TEXT EXCERPT:
········

In one of the Easter readings, from 1 Corinthians, we are told that “our paschal lamb, Christ, has been sacrificed. Let us, therefore, celebrate the festival, not with the old leaven, the leaven of malice and wickedness, but with the unleavened bread of sincerity and truth.”

If we all made this past Lenten season a truly repentant and earnest one, then we’re surely continuing on the path to clearing out the evil and healing those who still suffer its terrible wounds. The beauty of Easter isn’t just the expiation of our own sins but that Jesus suffered and was put to death in the flesh once for us all (1 Peter 3:18) and that his resurrection holds the great promise of his return (Luke 21:25-28). In Christ, we are given the perfect example of the two most important commandments: To love the Lord with everything we have and to love our neighbors as ourselves (Matt 22: 37-40).

········

STORED RECORDS:
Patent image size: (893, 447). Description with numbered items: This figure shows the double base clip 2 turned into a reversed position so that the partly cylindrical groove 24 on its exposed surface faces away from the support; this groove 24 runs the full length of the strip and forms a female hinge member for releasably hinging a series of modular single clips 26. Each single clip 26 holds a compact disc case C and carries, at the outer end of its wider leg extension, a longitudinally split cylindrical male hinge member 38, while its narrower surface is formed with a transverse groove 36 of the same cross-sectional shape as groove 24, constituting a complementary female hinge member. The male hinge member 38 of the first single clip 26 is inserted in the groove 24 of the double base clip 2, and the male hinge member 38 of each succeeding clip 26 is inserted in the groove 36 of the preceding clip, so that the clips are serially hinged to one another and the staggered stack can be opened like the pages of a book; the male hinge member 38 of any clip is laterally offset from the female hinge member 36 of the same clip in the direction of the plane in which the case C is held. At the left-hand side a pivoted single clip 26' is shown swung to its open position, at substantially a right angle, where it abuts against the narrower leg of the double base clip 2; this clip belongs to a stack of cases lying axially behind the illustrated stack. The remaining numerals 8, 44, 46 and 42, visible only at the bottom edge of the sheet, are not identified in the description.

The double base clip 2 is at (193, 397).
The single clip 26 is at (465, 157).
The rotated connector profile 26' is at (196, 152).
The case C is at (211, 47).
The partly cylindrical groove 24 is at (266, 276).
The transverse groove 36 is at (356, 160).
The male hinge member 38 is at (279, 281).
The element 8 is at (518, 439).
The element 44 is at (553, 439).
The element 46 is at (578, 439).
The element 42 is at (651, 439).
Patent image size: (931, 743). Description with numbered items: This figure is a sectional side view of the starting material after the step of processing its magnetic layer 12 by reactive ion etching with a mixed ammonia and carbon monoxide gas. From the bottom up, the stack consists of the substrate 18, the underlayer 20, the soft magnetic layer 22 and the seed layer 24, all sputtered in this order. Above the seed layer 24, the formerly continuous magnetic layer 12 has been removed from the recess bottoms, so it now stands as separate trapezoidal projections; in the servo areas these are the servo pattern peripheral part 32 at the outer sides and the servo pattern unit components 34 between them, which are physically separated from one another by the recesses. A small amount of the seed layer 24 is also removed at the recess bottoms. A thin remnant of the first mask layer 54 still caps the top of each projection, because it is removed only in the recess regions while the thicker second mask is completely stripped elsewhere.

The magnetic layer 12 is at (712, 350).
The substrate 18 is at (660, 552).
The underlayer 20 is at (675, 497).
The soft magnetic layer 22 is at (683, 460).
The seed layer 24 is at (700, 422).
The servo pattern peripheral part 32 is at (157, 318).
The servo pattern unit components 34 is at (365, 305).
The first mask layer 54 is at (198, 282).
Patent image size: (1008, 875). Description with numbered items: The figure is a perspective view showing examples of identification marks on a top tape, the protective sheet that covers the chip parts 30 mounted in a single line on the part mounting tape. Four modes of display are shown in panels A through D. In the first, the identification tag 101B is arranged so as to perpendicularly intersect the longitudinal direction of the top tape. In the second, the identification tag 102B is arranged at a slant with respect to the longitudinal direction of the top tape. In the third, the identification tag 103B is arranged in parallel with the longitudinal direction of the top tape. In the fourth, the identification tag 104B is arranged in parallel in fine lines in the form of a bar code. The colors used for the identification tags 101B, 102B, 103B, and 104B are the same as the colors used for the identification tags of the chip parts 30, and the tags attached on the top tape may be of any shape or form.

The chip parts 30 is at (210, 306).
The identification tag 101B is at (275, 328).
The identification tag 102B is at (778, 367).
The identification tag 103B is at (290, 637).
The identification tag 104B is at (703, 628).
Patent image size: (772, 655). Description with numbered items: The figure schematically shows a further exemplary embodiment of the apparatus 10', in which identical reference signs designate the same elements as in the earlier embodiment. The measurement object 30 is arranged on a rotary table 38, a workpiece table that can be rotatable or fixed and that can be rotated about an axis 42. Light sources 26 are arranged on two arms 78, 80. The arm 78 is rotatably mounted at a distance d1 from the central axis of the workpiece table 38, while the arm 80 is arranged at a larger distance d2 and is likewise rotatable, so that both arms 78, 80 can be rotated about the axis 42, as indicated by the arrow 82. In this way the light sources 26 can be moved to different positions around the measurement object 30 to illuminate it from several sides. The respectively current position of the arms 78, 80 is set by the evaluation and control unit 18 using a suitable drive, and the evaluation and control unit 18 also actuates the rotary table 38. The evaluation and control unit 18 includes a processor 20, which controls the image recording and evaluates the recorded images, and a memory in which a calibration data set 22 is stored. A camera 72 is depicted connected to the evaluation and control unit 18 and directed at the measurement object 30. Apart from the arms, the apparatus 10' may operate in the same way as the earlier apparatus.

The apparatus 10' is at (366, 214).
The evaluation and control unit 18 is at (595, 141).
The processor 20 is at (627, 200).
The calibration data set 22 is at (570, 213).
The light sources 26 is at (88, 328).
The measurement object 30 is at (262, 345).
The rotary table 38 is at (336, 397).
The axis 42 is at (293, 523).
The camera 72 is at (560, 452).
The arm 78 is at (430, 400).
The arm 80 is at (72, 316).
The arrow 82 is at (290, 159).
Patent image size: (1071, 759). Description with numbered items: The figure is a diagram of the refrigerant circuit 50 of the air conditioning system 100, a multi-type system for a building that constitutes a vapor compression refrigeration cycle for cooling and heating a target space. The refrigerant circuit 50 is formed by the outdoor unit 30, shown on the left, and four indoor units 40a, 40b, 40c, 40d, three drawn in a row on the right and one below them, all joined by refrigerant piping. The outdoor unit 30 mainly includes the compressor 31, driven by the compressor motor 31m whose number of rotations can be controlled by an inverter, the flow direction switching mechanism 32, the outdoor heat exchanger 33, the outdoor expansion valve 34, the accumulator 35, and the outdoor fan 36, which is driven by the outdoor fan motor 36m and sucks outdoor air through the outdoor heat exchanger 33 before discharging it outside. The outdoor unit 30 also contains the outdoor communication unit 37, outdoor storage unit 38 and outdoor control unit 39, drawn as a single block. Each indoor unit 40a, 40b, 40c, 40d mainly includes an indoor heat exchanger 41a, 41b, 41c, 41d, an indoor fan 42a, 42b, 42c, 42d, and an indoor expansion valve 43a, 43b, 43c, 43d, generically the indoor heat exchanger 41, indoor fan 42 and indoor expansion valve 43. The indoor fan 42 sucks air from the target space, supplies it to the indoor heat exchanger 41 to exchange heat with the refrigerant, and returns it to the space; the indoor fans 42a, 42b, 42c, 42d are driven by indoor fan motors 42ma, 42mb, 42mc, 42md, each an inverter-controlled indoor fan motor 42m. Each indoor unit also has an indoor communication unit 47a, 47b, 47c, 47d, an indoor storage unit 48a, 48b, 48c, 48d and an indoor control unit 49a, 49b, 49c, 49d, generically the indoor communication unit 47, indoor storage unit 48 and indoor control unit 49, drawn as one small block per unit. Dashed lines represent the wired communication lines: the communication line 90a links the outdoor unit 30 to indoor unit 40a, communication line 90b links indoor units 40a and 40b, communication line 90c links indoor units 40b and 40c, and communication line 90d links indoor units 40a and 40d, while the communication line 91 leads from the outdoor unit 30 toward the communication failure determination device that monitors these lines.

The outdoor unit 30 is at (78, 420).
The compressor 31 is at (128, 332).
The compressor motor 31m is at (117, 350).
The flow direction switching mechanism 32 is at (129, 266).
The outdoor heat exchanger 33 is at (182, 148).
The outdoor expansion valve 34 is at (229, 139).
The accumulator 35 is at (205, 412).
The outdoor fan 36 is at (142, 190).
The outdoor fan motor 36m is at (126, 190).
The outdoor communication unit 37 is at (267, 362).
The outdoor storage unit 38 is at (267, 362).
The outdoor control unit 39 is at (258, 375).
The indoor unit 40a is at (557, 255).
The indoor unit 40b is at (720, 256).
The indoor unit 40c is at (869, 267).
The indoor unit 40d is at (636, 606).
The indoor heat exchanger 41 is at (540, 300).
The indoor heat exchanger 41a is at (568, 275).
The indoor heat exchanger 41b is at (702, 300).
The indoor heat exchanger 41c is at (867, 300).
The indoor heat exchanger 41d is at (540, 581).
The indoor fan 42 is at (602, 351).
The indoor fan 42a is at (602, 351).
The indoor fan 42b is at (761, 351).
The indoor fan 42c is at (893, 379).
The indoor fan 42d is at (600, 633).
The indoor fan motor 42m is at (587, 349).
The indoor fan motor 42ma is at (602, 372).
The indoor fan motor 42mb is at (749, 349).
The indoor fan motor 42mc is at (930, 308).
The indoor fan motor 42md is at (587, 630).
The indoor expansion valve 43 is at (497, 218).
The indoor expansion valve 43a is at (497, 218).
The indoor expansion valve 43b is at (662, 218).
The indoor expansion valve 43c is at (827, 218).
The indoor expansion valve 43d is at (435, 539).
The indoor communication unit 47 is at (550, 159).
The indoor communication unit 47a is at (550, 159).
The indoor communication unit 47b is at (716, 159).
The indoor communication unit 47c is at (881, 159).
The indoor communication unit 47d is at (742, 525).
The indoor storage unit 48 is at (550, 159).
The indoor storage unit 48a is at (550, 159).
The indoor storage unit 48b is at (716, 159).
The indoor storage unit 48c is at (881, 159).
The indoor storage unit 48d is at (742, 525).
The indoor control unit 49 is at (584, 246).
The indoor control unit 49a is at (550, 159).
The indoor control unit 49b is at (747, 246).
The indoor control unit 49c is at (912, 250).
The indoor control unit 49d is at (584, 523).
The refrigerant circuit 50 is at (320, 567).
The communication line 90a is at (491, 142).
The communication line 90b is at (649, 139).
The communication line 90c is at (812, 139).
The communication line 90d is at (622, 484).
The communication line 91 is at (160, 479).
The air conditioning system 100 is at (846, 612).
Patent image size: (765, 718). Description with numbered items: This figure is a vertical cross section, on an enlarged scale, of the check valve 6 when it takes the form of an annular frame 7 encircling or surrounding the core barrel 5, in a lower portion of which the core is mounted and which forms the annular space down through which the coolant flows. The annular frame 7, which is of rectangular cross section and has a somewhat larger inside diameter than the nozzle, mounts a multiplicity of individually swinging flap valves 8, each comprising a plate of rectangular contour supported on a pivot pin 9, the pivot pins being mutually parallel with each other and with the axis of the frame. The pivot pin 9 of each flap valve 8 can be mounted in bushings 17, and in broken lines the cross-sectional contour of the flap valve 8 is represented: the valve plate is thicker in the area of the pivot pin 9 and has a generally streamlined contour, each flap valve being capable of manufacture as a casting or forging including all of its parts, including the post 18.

········

ACTIONS TO TAKE:
A. Write out the Easter text word for word, everything from "In one of the" down to "(Matt 22: 37-40).".
B. Continue the Easter text from the point where it stops.
The entries are separate from the Easter text and have no connection to it.

TASK-BY-TASK ANSWERS:
A.
In one of the Easter readings, from 1 Corinthians, we are told that “our paschal lamb, Christ, has been sacrificed. Let us, therefore, celebrate the festival, not with the old leaven, the leaven of malice and wickedness, but with the unleavened bread of sincerity and truth.”

If we all made this past Lenten season a truly repentant and earnest one, then we’re surely continuing on the path to clearing out the evil and healing those who still suffer its terrible wounds. The beauty of Easter isn’t just the expiation of our own sins but that Jesus suffered and was put to death in the flesh once for us all (1 Peter 3:18) and that his resurrection holds the great promise of his return (Luke 21:25-28). In Christ, we are given the perfect example of the two most important commandments: To love the Lord with everything we have and to love our neighbors as ourselves (Matt 22: 37-40).

B.
The Catholic Church is more than this scandal. I, for one, want to help serve with a church that has done more to help the sick, poor, hungry, suffering and forgotten than any other group in recorded human history.

Through everything my relationship with Jesus, especially in the Eucharist, is the source and summit of my spiritual strength and the one thing I will never abandon. In his traditional Easter address last year, Pope Benedict declared that Christ’s resurrection was a “cry of victory that unites us all.” Resurrectio Domini, spes nostra! The resurrection of Christ is our hope!